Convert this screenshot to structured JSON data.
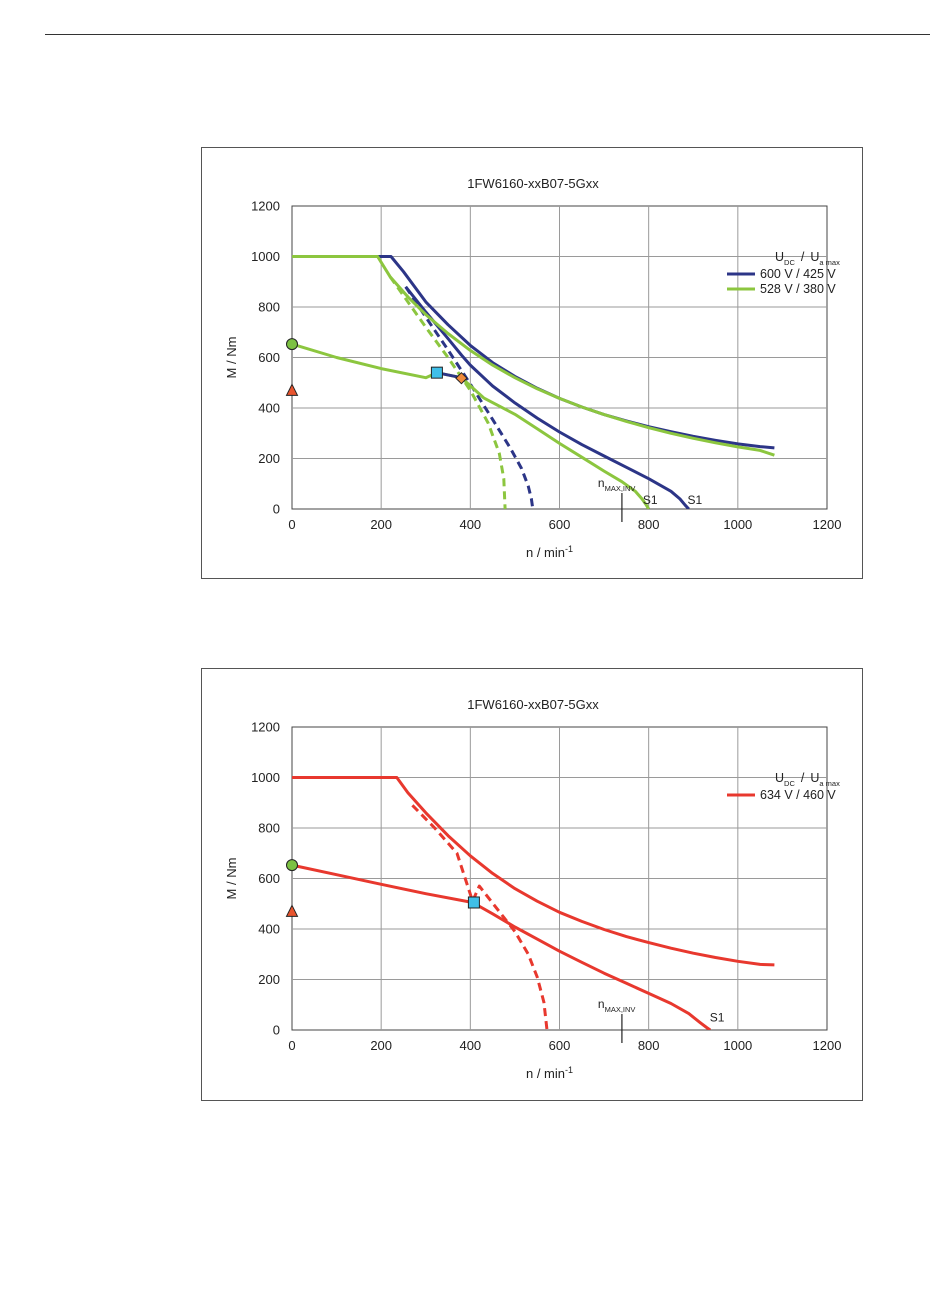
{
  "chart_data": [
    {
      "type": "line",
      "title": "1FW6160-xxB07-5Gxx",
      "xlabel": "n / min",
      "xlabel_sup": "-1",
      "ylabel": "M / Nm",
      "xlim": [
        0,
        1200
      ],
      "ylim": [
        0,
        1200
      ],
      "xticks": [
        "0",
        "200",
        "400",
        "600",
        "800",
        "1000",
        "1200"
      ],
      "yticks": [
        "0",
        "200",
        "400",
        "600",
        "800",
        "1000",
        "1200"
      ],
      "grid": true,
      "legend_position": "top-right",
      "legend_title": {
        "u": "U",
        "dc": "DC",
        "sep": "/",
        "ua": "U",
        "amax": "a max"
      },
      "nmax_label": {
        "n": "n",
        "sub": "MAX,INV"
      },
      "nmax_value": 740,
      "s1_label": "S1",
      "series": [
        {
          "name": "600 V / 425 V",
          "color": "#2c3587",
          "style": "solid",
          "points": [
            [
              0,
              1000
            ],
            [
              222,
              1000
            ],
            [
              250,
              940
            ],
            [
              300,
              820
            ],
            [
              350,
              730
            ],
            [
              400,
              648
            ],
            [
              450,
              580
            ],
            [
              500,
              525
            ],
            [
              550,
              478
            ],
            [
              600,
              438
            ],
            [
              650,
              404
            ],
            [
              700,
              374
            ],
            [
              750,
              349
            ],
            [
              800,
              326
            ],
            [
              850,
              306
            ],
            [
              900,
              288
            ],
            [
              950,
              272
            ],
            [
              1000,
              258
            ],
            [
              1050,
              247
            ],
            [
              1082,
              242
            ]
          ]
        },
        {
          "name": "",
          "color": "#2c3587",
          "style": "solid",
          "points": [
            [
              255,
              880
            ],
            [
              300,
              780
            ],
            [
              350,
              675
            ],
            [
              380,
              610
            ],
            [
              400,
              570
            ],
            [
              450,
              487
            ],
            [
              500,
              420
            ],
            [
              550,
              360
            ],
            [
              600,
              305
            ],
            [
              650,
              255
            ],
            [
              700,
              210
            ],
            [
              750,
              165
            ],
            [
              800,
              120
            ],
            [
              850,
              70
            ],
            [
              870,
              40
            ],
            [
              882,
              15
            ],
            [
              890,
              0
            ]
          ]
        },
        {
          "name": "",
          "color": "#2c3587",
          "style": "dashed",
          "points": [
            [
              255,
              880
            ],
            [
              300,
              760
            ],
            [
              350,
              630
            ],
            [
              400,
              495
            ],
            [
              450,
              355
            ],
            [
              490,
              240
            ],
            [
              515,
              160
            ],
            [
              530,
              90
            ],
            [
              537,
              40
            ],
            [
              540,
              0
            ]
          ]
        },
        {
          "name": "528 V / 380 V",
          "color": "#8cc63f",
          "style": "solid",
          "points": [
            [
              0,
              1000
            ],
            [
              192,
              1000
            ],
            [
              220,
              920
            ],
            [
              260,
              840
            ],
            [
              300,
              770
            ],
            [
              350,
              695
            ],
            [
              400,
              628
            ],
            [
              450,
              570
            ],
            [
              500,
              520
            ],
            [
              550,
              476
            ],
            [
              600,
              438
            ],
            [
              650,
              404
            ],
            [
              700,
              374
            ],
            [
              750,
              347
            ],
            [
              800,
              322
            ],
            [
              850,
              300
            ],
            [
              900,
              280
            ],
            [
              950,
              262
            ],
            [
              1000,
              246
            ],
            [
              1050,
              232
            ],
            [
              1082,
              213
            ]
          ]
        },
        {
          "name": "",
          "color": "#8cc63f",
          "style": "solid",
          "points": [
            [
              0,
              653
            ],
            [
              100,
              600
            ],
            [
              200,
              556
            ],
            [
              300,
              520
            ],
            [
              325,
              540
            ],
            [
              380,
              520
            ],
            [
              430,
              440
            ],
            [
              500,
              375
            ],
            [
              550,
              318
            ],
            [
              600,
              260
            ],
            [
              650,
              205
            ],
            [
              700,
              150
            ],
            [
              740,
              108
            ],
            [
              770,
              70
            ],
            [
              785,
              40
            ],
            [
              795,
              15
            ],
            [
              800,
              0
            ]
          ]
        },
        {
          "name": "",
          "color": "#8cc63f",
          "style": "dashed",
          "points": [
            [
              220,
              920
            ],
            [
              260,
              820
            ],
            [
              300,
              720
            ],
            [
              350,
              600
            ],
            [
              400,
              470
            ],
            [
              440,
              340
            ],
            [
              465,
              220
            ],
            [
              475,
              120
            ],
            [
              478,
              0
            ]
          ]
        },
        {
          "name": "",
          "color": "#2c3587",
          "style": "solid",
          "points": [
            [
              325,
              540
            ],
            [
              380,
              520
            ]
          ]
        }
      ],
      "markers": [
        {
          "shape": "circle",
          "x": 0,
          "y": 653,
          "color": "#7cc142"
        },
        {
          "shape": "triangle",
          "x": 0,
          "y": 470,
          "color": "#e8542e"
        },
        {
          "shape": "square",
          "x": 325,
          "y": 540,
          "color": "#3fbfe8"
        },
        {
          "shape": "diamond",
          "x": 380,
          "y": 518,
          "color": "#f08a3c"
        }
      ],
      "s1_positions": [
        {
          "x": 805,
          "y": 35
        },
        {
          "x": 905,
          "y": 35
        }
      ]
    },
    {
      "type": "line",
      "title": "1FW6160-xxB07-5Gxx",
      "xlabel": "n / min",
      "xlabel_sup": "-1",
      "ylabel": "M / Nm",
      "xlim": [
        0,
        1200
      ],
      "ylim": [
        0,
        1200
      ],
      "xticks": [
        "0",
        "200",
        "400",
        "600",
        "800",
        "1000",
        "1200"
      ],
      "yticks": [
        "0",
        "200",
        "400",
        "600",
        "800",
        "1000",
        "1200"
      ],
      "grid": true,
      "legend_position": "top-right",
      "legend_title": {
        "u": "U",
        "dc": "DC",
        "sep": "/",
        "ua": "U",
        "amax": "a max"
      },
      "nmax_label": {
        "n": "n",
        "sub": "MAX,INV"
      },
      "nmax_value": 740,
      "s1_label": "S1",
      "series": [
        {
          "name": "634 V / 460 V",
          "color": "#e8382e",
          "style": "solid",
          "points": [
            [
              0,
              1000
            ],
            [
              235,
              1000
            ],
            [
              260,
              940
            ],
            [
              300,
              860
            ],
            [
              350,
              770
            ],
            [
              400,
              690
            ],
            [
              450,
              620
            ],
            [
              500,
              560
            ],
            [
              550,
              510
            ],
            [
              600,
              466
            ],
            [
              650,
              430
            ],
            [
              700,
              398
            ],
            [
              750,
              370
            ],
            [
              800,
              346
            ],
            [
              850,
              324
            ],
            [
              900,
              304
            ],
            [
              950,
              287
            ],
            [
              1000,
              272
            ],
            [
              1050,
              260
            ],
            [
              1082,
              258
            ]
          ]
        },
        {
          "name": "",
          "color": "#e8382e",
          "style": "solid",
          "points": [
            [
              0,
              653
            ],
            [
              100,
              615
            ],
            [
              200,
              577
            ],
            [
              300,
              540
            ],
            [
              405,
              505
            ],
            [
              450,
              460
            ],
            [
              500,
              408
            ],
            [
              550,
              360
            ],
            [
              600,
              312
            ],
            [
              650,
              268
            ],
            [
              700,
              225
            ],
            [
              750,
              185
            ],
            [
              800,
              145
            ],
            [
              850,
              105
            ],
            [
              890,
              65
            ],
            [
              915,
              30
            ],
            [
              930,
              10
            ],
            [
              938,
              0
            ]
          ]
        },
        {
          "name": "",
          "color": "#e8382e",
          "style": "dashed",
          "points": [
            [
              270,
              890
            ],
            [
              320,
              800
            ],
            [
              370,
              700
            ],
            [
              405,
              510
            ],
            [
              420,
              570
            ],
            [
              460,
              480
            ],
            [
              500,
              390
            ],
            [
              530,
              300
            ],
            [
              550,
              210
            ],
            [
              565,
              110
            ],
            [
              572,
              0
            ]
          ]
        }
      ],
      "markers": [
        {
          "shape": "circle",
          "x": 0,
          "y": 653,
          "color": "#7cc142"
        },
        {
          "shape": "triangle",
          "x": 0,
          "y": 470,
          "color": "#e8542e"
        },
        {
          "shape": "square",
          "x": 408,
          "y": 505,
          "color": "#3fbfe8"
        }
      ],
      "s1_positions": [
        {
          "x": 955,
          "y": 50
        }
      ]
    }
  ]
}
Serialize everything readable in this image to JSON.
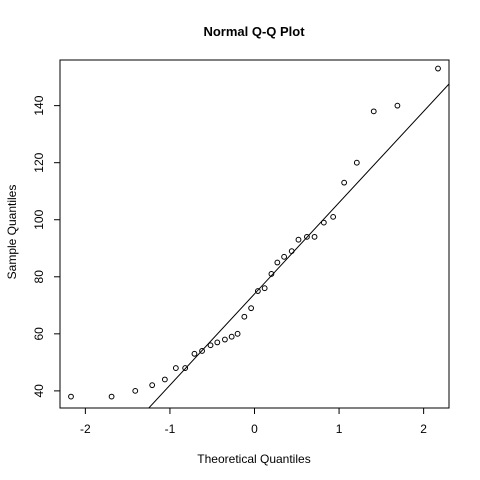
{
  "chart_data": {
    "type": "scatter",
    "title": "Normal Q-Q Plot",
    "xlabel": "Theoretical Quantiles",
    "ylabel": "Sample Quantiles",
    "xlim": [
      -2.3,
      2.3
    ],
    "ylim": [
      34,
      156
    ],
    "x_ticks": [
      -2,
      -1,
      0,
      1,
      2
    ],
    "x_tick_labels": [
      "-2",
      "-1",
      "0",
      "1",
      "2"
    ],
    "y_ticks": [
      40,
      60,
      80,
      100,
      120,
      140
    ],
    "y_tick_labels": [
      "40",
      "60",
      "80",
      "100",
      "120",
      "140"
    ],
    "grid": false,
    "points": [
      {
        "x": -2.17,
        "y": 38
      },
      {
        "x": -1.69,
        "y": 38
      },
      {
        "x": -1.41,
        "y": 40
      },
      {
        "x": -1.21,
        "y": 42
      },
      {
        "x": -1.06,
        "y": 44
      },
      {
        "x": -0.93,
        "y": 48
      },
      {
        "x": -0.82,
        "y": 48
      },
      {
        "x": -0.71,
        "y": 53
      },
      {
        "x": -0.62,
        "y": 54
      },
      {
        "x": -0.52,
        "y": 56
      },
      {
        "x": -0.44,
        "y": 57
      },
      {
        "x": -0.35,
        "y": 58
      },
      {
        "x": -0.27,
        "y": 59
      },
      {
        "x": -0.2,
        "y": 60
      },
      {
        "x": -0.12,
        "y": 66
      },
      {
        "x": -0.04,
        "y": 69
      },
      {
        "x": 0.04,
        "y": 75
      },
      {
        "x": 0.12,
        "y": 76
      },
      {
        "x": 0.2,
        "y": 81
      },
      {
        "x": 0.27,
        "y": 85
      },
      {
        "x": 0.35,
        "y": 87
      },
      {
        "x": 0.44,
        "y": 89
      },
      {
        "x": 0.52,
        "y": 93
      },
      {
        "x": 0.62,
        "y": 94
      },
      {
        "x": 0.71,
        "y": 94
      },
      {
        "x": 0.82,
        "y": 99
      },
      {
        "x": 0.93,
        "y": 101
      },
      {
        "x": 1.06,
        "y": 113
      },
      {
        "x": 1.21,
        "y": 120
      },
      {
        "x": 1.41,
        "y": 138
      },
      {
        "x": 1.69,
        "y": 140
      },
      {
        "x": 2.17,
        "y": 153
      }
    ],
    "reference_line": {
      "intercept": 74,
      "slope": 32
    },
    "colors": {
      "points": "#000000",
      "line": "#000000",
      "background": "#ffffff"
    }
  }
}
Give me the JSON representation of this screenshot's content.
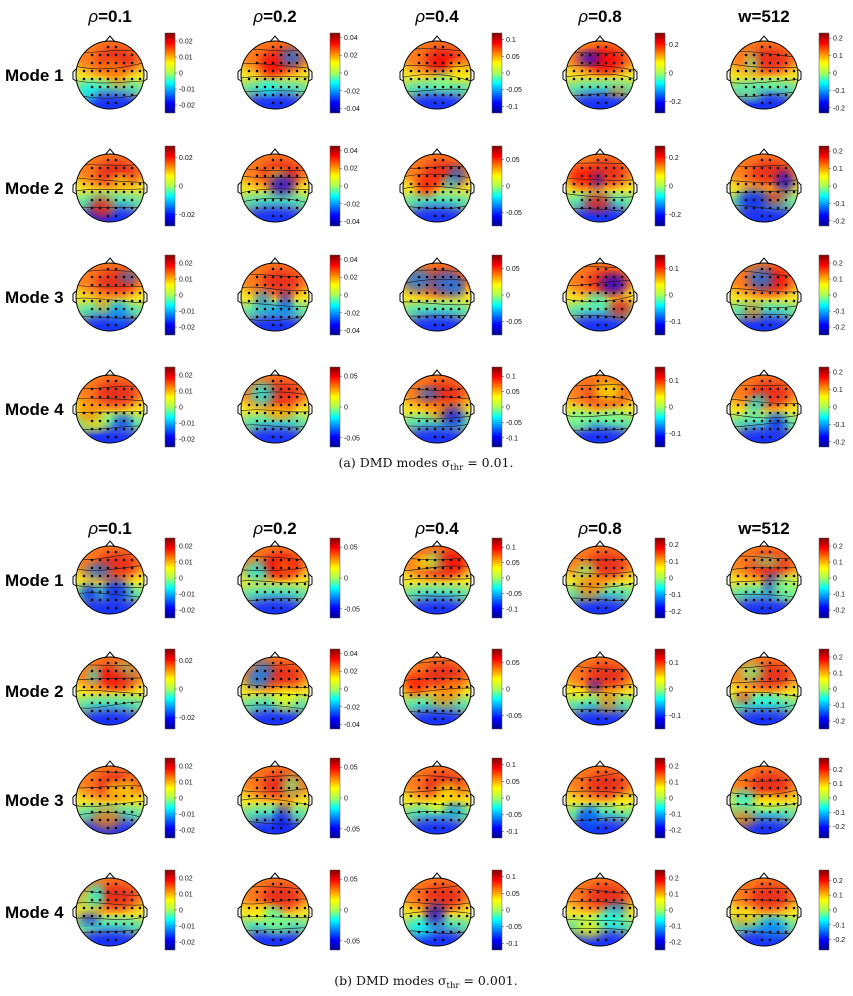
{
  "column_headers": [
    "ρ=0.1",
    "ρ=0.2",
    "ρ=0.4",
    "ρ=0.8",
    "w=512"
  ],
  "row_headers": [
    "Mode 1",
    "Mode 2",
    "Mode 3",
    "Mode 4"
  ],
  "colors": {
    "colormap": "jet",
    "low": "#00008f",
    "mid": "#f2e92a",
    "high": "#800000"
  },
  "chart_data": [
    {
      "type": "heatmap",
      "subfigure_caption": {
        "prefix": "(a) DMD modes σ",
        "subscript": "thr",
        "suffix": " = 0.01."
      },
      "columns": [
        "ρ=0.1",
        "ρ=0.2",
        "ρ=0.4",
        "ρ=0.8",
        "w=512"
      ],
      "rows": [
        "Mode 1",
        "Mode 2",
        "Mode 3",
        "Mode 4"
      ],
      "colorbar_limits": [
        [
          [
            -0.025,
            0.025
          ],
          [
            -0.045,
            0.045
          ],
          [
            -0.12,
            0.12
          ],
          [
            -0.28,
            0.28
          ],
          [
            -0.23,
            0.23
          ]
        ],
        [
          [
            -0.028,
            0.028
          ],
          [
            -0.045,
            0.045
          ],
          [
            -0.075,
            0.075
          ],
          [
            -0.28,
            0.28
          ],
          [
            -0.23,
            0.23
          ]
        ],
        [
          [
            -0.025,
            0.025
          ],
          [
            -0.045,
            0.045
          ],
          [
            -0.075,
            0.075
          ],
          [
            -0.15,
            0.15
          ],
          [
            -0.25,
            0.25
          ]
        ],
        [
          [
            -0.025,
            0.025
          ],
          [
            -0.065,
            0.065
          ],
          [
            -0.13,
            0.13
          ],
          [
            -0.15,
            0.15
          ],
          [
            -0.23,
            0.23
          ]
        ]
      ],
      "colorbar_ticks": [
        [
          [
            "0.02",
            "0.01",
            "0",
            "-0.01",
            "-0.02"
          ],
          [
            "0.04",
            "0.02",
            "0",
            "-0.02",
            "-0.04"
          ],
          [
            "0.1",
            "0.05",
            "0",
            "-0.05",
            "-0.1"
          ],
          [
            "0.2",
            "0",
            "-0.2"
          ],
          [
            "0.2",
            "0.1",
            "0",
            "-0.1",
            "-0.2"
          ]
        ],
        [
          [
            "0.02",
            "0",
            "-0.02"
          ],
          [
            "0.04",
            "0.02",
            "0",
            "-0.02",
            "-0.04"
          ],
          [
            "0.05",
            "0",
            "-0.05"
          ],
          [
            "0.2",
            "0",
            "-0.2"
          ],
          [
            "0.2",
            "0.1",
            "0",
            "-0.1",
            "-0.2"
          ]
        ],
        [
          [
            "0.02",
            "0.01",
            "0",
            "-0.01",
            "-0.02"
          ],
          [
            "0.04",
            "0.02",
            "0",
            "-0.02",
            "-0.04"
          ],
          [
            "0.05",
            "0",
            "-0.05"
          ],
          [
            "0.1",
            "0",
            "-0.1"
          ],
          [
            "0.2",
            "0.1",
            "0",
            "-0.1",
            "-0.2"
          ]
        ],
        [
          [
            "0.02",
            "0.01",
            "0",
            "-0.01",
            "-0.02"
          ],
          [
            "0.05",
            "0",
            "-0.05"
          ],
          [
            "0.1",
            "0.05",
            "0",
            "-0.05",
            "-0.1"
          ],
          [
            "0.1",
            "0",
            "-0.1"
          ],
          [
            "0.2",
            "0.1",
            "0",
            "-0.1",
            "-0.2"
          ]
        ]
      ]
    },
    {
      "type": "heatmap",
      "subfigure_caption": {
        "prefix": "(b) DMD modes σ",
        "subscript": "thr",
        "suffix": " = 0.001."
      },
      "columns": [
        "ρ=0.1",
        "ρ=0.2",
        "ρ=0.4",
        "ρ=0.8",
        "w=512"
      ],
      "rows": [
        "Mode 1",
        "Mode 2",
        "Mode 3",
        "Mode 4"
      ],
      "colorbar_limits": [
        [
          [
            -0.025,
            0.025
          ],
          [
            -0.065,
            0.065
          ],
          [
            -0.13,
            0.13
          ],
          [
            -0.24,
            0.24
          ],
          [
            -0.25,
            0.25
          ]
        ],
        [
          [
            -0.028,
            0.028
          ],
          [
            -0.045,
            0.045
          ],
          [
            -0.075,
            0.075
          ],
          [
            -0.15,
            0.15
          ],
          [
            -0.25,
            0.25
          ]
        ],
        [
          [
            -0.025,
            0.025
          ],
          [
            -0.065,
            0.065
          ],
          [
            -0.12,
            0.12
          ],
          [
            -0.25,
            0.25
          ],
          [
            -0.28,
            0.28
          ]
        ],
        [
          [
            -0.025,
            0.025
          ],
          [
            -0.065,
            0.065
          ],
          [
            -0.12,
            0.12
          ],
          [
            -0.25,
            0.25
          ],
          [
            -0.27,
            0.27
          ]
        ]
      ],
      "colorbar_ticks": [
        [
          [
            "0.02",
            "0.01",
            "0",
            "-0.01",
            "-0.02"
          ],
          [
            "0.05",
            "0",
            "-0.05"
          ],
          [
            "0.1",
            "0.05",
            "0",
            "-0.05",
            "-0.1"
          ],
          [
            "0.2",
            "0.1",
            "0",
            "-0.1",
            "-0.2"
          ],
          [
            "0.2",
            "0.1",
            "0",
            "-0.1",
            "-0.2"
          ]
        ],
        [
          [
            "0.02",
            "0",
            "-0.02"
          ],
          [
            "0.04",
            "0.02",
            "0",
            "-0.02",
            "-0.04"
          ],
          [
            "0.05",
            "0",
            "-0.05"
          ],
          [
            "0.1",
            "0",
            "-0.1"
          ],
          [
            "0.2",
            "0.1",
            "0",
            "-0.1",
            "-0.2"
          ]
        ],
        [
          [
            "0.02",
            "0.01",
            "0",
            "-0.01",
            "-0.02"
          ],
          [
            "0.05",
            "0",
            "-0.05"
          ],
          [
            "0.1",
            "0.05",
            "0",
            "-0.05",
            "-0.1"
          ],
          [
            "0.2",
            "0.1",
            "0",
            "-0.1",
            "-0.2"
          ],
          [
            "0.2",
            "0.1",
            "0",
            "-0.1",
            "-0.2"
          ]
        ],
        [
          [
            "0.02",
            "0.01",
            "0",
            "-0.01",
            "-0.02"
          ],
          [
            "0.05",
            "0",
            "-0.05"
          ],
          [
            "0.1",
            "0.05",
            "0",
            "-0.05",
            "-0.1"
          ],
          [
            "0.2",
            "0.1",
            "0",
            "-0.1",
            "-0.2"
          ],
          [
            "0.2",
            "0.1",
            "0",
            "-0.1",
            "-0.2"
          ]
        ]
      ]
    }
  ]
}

★ ★ ★ ★ ★ ★ ★

** Written problem **
Using the listing above, show every line that includes the string "modes".

** Written answer **
        "prefix": "(a) DMD modes σ",
        "prefix": "(b) DMD modes σ",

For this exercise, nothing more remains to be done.